● **STATED TASK**:
The data below must be copied in full and without any change.

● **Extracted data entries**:
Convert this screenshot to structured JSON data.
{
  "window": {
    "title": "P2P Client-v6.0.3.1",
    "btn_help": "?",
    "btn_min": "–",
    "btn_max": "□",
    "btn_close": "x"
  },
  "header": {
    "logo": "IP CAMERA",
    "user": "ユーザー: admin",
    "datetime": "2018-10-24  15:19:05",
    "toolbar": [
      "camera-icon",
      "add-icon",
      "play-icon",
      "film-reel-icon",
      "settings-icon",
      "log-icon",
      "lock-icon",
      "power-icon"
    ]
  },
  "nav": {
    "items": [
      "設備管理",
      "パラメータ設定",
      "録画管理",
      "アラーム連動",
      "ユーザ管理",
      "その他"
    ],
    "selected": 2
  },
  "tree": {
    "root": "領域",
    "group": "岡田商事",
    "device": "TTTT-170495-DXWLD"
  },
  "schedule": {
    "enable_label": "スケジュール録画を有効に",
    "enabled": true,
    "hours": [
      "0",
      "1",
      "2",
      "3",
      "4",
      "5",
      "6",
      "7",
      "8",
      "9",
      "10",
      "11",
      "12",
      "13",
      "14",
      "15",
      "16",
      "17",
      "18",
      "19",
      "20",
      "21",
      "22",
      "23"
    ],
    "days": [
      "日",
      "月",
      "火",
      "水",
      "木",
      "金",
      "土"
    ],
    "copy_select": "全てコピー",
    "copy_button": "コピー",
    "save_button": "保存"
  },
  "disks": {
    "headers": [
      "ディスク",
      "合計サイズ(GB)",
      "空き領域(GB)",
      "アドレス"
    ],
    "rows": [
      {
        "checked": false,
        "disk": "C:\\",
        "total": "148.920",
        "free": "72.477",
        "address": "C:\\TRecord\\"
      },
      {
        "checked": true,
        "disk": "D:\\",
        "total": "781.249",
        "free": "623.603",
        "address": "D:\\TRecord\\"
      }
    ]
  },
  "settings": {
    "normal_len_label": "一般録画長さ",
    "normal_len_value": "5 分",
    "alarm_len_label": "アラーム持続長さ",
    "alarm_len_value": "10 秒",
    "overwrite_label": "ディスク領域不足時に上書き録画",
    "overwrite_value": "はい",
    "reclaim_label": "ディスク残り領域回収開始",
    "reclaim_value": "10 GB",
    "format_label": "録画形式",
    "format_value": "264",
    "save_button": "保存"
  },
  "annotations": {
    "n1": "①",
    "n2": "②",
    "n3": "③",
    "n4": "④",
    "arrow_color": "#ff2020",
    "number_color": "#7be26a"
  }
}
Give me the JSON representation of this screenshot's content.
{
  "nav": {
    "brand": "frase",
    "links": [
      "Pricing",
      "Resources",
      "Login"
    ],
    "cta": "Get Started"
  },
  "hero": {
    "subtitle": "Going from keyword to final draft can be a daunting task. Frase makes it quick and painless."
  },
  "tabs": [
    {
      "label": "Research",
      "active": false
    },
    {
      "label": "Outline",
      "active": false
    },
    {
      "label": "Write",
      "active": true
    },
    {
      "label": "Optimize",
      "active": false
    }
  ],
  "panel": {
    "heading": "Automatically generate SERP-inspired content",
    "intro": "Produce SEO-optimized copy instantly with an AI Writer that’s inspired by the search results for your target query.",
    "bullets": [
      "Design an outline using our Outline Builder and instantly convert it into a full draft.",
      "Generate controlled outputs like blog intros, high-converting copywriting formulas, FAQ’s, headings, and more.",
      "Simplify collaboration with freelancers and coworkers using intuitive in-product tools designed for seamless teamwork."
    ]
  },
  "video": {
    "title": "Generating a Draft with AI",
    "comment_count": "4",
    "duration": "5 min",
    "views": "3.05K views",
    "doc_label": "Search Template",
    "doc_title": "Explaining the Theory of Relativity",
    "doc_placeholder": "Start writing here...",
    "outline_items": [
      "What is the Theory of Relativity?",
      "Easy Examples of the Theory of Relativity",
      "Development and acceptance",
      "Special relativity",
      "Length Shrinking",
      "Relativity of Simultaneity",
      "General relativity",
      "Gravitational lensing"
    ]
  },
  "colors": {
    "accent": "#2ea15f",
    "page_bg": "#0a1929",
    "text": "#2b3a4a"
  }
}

● **THE COMPLETED TASK**:
Convert this screenshot to structured JSON data.
{
  "window": {
    "title": "P2P Client-v6.0.3.1",
    "btn_help": "?",
    "btn_min": "–",
    "btn_max": "□",
    "btn_close": "x"
  },
  "header": {
    "logo": "IP CAMERA",
    "user": "ユーザー: admin",
    "datetime": "2018-10-24  15:19:05",
    "toolbar": [
      "camera-icon",
      "add-icon",
      "play-icon",
      "film-reel-icon",
      "settings-icon",
      "log-icon",
      "lock-icon",
      "power-icon"
    ]
  },
  "nav": {
    "items": [
      "設備管理",
      "パラメータ設定",
      "録画管理",
      "アラーム連動",
      "ユーザ管理",
      "その他"
    ],
    "selected": 2
  },
  "tree": {
    "root": "領域",
    "group": "岡田商事",
    "device": "TTTT-170495-DXWLD"
  },
  "schedule": {
    "enable_label": "スケジュール録画を有効に",
    "enabled": true,
    "hours": [
      "0",
      "1",
      "2",
      "3",
      "4",
      "5",
      "6",
      "7",
      "8",
      "9",
      "10",
      "11",
      "12",
      "13",
      "14",
      "15",
      "16",
      "17",
      "18",
      "19",
      "20",
      "21",
      "22",
      "23"
    ],
    "days": [
      "日",
      "月",
      "火",
      "水",
      "木",
      "金",
      "土"
    ],
    "copy_select": "全てコピー",
    "copy_button": "コピー",
    "save_button": "保存"
  },
  "disks": {
    "headers": [
      "ディスク",
      "合計サイズ(GB)",
      "空き領域(GB)",
      "アドレス"
    ],
    "rows": [
      {
        "checked": false,
        "disk": "C:\\",
        "total": "148.920",
        "free": "72.477",
        "address": "C:\\TRecord\\"
      },
      {
        "checked": true,
        "disk": "D:\\",
        "total": "781.249",
        "free": "623.603",
        "address": "D:\\TRecord\\"
      }
    ]
  },
  "settings": {
    "normal_len_label": "一般録画長さ",
    "normal_len_value": "5 分",
    "alarm_len_label": "アラーム持続長さ",
    "alarm_len_value": "10 秒",
    "overwrite_label": "ディスク領域不足時に上書き録画",
    "overwrite_value": "はい",
    "reclaim_label": "ディスク残り領域回収開始",
    "reclaim_value": "10 GB",
    "format_label": "録画形式",
    "format_value": "264",
    "save_button": "保存"
  },
  "annotations": {
    "n1": "①",
    "n2": "②",
    "n3": "③",
    "n4": "④",
    "arrow_color": "#ff2020",
    "number_color": "#7be26a"
  }
}
Give me the JSON representation of this screenshot's content.
{
  "nav": {
    "brand": "frase",
    "links": [
      "Pricing",
      "Resources",
      "Login"
    ],
    "cta": "Get Started"
  },
  "hero": {
    "subtitle": "Going from keyword to final draft can be a daunting task. Frase makes it quick and painless."
  },
  "tabs": [
    {
      "label": "Research",
      "active": false
    },
    {
      "label": "Outline",
      "active": false
    },
    {
      "label": "Write",
      "active": true
    },
    {
      "label": "Optimize",
      "active": false
    }
  ],
  "panel": {
    "heading": "Automatically generate SERP-inspired content",
    "intro": "Produce SEO-optimized copy instantly with an AI Writer that’s inspired by the search results for your target query.",
    "bullets": [
      "Design an outline using our Outline Builder and instantly convert it into a full draft.",
      "Generate controlled outputs like blog intros, high-converting copywriting formulas, FAQ’s, headings, and more.",
      "Simplify collaboration with freelancers and coworkers using intuitive in-product tools designed for seamless teamwork."
    ]
  },
  "video": {
    "title": "Generating a Draft with AI",
    "comment_count": "4",
    "duration": "5 min",
    "views": "3.05K views",
    "doc_label": "Search Template",
    "doc_title": "Explaining the Theory of Relativity",
    "doc_placeholder": "Start writing here...",
    "outline_items": [
      "What is the Theory of Relativity?",
      "Easy Examples of the Theory of Relativity",
      "Development and acceptance",
      "Special relativity",
      "Length Shrinking",
      "Relativity of Simultaneity",
      "General relativity",
      "Gravitational lensing"
    ]
  },
  "colors": {
    "accent": "#2ea15f",
    "page_bg": "#0a1929",
    "text": "#2b3a4a"
  }
}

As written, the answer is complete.